SHORT TASK ▸
Select lines where the word "أبوظبي" appears.

AVAILABLE DATA ▸
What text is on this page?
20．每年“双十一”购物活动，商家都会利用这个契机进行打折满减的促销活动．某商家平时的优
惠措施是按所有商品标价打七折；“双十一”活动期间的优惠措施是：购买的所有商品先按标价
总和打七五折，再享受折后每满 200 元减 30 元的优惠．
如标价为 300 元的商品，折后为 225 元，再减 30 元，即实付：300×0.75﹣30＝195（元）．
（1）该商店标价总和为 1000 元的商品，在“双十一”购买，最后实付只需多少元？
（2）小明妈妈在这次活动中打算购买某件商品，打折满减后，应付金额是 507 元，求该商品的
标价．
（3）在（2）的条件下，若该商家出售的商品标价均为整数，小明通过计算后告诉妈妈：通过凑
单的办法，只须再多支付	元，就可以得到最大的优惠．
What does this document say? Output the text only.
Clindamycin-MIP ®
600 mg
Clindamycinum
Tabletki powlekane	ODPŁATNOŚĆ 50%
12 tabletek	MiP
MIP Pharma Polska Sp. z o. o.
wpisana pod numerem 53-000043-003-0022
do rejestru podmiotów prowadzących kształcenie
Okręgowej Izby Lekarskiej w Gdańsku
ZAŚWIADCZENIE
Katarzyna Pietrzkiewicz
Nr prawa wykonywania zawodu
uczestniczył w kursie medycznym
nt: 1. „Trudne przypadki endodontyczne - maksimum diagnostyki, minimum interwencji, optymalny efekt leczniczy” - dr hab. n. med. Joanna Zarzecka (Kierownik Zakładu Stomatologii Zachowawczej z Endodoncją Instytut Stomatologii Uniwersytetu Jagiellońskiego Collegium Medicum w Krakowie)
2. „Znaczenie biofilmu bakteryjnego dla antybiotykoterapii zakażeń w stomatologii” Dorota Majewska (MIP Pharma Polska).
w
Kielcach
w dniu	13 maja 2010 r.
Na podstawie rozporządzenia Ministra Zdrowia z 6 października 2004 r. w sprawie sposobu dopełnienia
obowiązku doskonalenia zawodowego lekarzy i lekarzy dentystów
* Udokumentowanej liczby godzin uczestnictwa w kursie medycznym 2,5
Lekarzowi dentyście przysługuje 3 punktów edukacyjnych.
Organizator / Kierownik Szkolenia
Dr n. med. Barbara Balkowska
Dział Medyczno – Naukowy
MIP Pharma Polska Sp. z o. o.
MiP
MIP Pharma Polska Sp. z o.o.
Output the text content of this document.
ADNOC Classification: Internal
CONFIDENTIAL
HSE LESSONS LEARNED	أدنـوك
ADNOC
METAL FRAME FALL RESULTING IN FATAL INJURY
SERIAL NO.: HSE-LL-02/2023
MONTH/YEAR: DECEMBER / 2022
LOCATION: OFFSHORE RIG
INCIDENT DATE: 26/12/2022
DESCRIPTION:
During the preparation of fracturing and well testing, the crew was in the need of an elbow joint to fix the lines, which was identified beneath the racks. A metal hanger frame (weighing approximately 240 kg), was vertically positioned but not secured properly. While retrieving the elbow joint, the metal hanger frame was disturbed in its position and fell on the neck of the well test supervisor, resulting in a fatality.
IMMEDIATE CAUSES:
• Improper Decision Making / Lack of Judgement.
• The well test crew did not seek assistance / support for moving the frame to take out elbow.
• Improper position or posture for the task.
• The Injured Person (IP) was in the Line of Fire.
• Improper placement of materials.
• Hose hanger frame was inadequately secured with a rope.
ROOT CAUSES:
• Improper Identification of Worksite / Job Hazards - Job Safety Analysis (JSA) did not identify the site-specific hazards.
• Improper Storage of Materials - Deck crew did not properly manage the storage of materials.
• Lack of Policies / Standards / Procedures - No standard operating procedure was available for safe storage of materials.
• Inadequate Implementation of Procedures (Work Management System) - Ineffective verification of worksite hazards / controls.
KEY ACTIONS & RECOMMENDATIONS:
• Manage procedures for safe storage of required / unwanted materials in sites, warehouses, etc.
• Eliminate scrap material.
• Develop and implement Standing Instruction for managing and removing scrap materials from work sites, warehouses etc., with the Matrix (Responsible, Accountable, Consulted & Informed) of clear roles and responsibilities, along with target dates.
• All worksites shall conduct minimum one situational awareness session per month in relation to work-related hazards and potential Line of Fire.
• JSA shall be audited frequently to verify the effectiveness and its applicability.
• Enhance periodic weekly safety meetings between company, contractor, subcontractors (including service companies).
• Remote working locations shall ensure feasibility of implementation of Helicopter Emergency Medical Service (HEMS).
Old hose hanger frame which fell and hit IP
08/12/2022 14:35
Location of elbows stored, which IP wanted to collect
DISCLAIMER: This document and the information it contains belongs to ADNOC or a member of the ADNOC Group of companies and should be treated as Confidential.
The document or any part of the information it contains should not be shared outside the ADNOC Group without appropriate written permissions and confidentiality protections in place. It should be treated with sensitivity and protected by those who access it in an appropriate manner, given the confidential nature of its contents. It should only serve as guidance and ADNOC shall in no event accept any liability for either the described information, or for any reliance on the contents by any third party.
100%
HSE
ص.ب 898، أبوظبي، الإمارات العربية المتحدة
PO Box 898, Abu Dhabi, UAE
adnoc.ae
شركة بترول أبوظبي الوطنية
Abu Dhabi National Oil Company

OUTPUT ▸
ص.ب 898، أبوظبي، الإمارات العربية المتحدة
شركة بترول أبوظبي الوطنية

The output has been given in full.